----- RAW RECORDS -----
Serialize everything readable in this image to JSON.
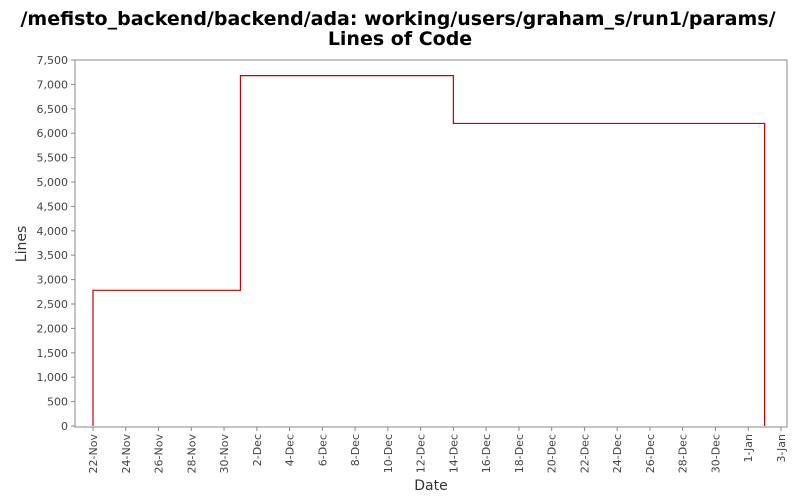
{
  "chart_data": {
    "type": "line",
    "title": "/mefisto_backend/backend/ada: working/users/graham_s/run1/params/",
    "subtitle": "Lines of Code",
    "xlabel": "Date",
    "ylabel": "Lines",
    "x_tick_labels": [
      "22-Nov",
      "24-Nov",
      "26-Nov",
      "28-Nov",
      "30-Nov",
      "2-Dec",
      "4-Dec",
      "6-Dec",
      "8-Dec",
      "10-Dec",
      "12-Dec",
      "14-Dec",
      "16-Dec",
      "18-Dec",
      "20-Dec",
      "22-Dec",
      "24-Dec",
      "26-Dec",
      "28-Dec",
      "30-Dec",
      "1-Jan",
      "3-Jan"
    ],
    "y_tick_labels": [
      "0",
      "500",
      "1,000",
      "1,500",
      "2,000",
      "2,500",
      "3,000",
      "3,500",
      "4,000",
      "4,500",
      "5,000",
      "5,500",
      "6,000",
      "6,500",
      "7,000",
      "7,500"
    ],
    "ylim": [
      0,
      7500
    ],
    "xlim": [
      "2010-11-21",
      "2011-01-03"
    ],
    "grid": false,
    "step": true,
    "series_color": "#cc0000",
    "series": [
      {
        "points": [
          [
            "2010-11-22",
            0
          ],
          [
            "2010-11-22",
            2780
          ],
          [
            "2010-12-01",
            7180
          ],
          [
            "2010-12-14",
            6200
          ],
          [
            "2011-01-02",
            0
          ],
          [
            "2011-01-02",
            3450
          ]
        ]
      }
    ]
  }
}
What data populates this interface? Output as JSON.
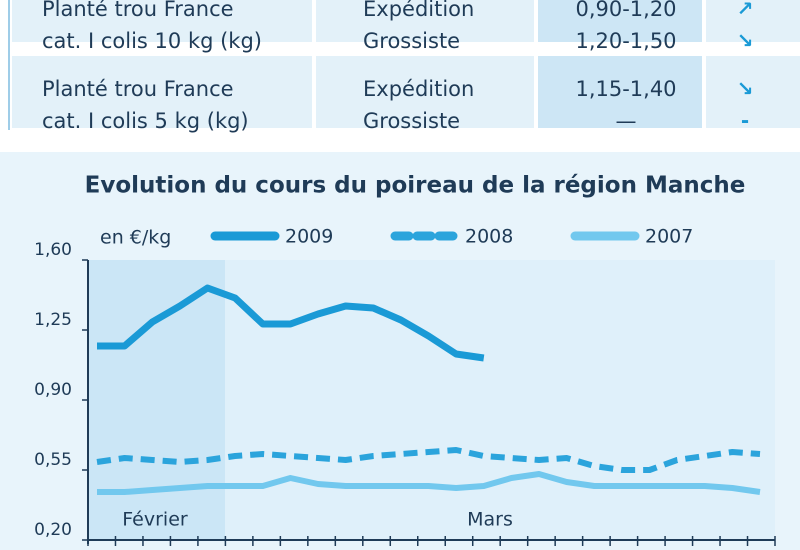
{
  "table": {
    "rows": [
      {
        "product": [
          "Planté trou France",
          "cat. I colis 10 kg (kg)"
        ],
        "market": [
          "Expédition",
          "Grossiste"
        ],
        "price": [
          "0,90-1,20",
          "1,20-1,50"
        ],
        "trend": [
          "↗",
          "↘"
        ]
      },
      {
        "product": [
          "Planté trou France",
          "cat. I colis 5 kg (kg)"
        ],
        "market": [
          "Expédition",
          "Grossiste"
        ],
        "price": [
          "1,15-1,40",
          "—"
        ],
        "trend": [
          "↘",
          "-"
        ]
      }
    ]
  },
  "chart_data": {
    "type": "line",
    "title": "Evolution du cours du poireau de la région Manche",
    "y_label": "en €/kg",
    "categories": [
      null,
      null,
      null,
      null,
      null,
      null,
      null,
      null,
      null,
      null,
      null,
      null,
      null,
      null,
      null,
      null,
      null,
      null,
      null,
      null,
      null,
      null,
      null,
      null,
      null
    ],
    "annotations": [
      "Février",
      "Mars"
    ],
    "series": [
      {
        "name": "2009",
        "color": "#1a9ad6",
        "style": "solid",
        "values": [
          1.17,
          1.17,
          1.29,
          1.37,
          1.46,
          1.41,
          1.28,
          1.28,
          1.33,
          1.37,
          1.36,
          1.3,
          1.22,
          1.13,
          1.11,
          null,
          null,
          null,
          null,
          null,
          null,
          null,
          null,
          null,
          null
        ]
      },
      {
        "name": "2008",
        "color": "#2ba4dc",
        "style": "dashed",
        "values": [
          0.59,
          0.61,
          0.6,
          0.59,
          0.6,
          0.62,
          0.63,
          0.62,
          0.61,
          0.6,
          0.62,
          0.63,
          0.64,
          0.65,
          0.62,
          0.61,
          0.6,
          0.61,
          0.57,
          0.55,
          0.55,
          0.6,
          0.62,
          0.64,
          0.63
        ]
      },
      {
        "name": "2007",
        "color": "#72c8ee",
        "style": "solid",
        "values": [
          0.44,
          0.44,
          0.45,
          0.46,
          0.47,
          0.47,
          0.47,
          0.51,
          0.48,
          0.47,
          0.47,
          0.47,
          0.47,
          0.46,
          0.47,
          0.51,
          0.53,
          0.49,
          0.47,
          0.47,
          0.47,
          0.47,
          0.47,
          0.46,
          0.44
        ]
      }
    ],
    "ylim": [
      0.2,
      1.6
    ],
    "yticks": [
      {
        "value": 0.2,
        "label": "0,20"
      },
      {
        "value": 0.55,
        "label": "0,55"
      },
      {
        "value": 0.9,
        "label": "0,90"
      },
      {
        "value": 1.25,
        "label": "1,25"
      },
      {
        "value": 1.6,
        "label": "1,60"
      }
    ],
    "grid": false
  }
}
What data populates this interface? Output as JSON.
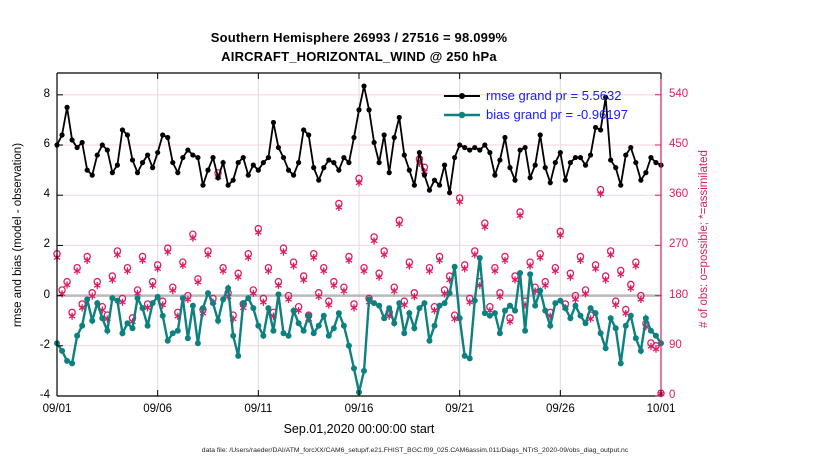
-----
GIVEN EXERCISE
Reproduce every entry word for word, but skip any pictures.

WRITTEN RESPONSE
Serialize everything readable in this image to JSON.
{
  "chart_data": {
    "type": "line",
    "title": "/mefisto_backend/backend/ada: working/users/graham_s/run1/params/",
    "subtitle": "Lines of Code",
    "xlabel": "Date",
    "ylabel": "Lines",
    "x_tick_labels": [
      "22-Nov",
      "24-Nov",
      "26-Nov",
      "28-Nov",
      "30-Nov",
      "2-Dec",
      "4-Dec",
      "6-Dec",
      "8-Dec",
      "10-Dec",
      "12-Dec",
      "14-Dec",
      "16-Dec",
      "18-Dec",
      "20-Dec",
      "22-Dec",
      "24-Dec",
      "26-Dec",
      "28-Dec",
      "30-Dec",
      "1-Jan",
      "3-Jan"
    ],
    "y_tick_labels": [
      "0",
      "500",
      "1,000",
      "1,500",
      "2,000",
      "2,500",
      "3,000",
      "3,500",
      "4,000",
      "4,500",
      "5,000",
      "5,500",
      "6,000",
      "6,500",
      "7,000",
      "7,500"
    ],
    "ylim": [
      0,
      7500
    ],
    "xlim": [
      "2010-11-21",
      "2011-01-03"
    ],
    "grid": false,
    "step": true,
    "series_color": "#cc0000",
    "series": [
      {
        "points": [
          [
            "2010-11-22",
            0
          ],
          [
            "2010-11-22",
            2780
          ],
          [
            "2010-12-01",
            7180
          ],
          [
            "2010-12-14",
            6200
          ],
          [
            "2011-01-02",
            0
          ],
          [
            "2011-01-02",
            3450
          ]
        ]
      }
    ]
  }
}
What data populates this interface? Output as JSON.
{
  "table": {
    "rows": [
      {
        "product": [
          "Planté trou France",
          "cat. I colis 10 kg (kg)"
        ],
        "market": [
          "Expédition",
          "Grossiste"
        ],
        "price": [
          "0,90-1,20",
          "1,20-1,50"
        ],
        "trend": [
          "↗",
          "↘"
        ]
      },
      {
        "product": [
          "Planté trou France",
          "cat. I colis 5 kg (kg)"
        ],
        "market": [
          "Expédition",
          "Grossiste"
        ],
        "price": [
          "1,15-1,40",
          "—"
        ],
        "trend": [
          "↘",
          "-"
        ]
      }
    ]
  },
  "chart_data": {
    "type": "line",
    "title": "Evolution du cours du poireau de la région Manche",
    "y_label": "en €/kg",
    "categories": [
      null,
      null,
      null,
      null,
      null,
      null,
      null,
      null,
      null,
      null,
      null,
      null,
      null,
      null,
      null,
      null,
      null,
      null,
      null,
      null,
      null,
      null,
      null,
      null,
      null
    ],
    "annotations": [
      "Février",
      "Mars"
    ],
    "series": [
      {
        "name": "2009",
        "color": "#1a9ad6",
        "style": "solid",
        "values": [
          1.17,
          1.17,
          1.29,
          1.37,
          1.46,
          1.41,
          1.28,
          1.28,
          1.33,
          1.37,
          1.36,
          1.3,
          1.22,
          1.13,
          1.11,
          null,
          null,
          null,
          null,
          null,
          null,
          null,
          null,
          null,
          null
        ]
      },
      {
        "name": "2008",
        "color": "#2ba4dc",
        "style": "dashed",
        "values": [
          0.59,
          0.61,
          0.6,
          0.59,
          0.6,
          0.62,
          0.63,
          0.62,
          0.61,
          0.6,
          0.62,
          0.63,
          0.64,
          0.65,
          0.62,
          0.61,
          0.6,
          0.61,
          0.57,
          0.55,
          0.55,
          0.6,
          0.62,
          0.64,
          0.63
        ]
      },
      {
        "name": "2007",
        "color": "#72c8ee",
        "style": "solid",
        "values": [
          0.44,
          0.44,
          0.45,
          0.46,
          0.47,
          0.47,
          0.47,
          0.51,
          0.48,
          0.47,
          0.47,
          0.47,
          0.47,
          0.46,
          0.47,
          0.51,
          0.53,
          0.49,
          0.47,
          0.47,
          0.47,
          0.47,
          0.47,
          0.46,
          0.44
        ]
      }
    ],
    "ylim": [
      0.2,
      1.6
    ],
    "yticks": [
      {
        "value": 0.2,
        "label": "0,20"
      },
      {
        "value": 0.55,
        "label": "0,55"
      },
      {
        "value": 0.9,
        "label": "0,90"
      },
      {
        "value": 1.25,
        "label": "1,25"
      },
      {
        "value": 1.6,
        "label": "1,60"
      }
    ],
    "grid": false
  }
}
What data populates this interface? Output as JSON.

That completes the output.